▶ [Your objective]:
Copy all of the records below verbatim.

[start Input rows]

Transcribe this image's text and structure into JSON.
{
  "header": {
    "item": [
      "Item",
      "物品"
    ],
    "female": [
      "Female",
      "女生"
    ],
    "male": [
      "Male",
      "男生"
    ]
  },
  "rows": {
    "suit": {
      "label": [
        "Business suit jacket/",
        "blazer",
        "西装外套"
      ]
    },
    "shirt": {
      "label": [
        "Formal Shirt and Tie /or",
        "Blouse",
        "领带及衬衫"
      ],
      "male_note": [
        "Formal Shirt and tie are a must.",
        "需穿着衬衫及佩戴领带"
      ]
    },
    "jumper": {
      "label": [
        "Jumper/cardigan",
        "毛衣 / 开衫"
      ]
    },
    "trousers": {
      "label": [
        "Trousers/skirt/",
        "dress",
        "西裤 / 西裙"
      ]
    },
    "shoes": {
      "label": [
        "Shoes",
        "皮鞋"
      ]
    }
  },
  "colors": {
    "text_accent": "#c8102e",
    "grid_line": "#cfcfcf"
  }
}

[end Input rows]

▶ [In response]:
Transcribe this image's text and structure into JSON.
{
  "header": {
    "item": [
      "Item",
      "物品"
    ],
    "female": [
      "Female",
      "女生"
    ],
    "male": [
      "Male",
      "男生"
    ]
  },
  "rows": {
    "suit": {
      "label": [
        "Business suit jacket/",
        "blazer",
        "西装外套"
      ]
    },
    "shirt": {
      "label": [
        "Formal Shirt and Tie /or",
        "Blouse",
        "领带及衬衫"
      ],
      "male_note": [
        "Formal Shirt and tie are a must.",
        "需穿着衬衫及佩戴领带"
      ]
    },
    "jumper": {
      "label": [
        "Jumper/cardigan",
        "毛衣 / 开衫"
      ]
    },
    "trousers": {
      "label": [
        "Trousers/skirt/",
        "dress",
        "西裤 / 西裙"
      ]
    },
    "shoes": {
      "label": [
        "Shoes",
        "皮鞋"
      ]
    }
  },
  "colors": {
    "text_accent": "#c8102e",
    "grid_line": "#cfcfcf"
  }
}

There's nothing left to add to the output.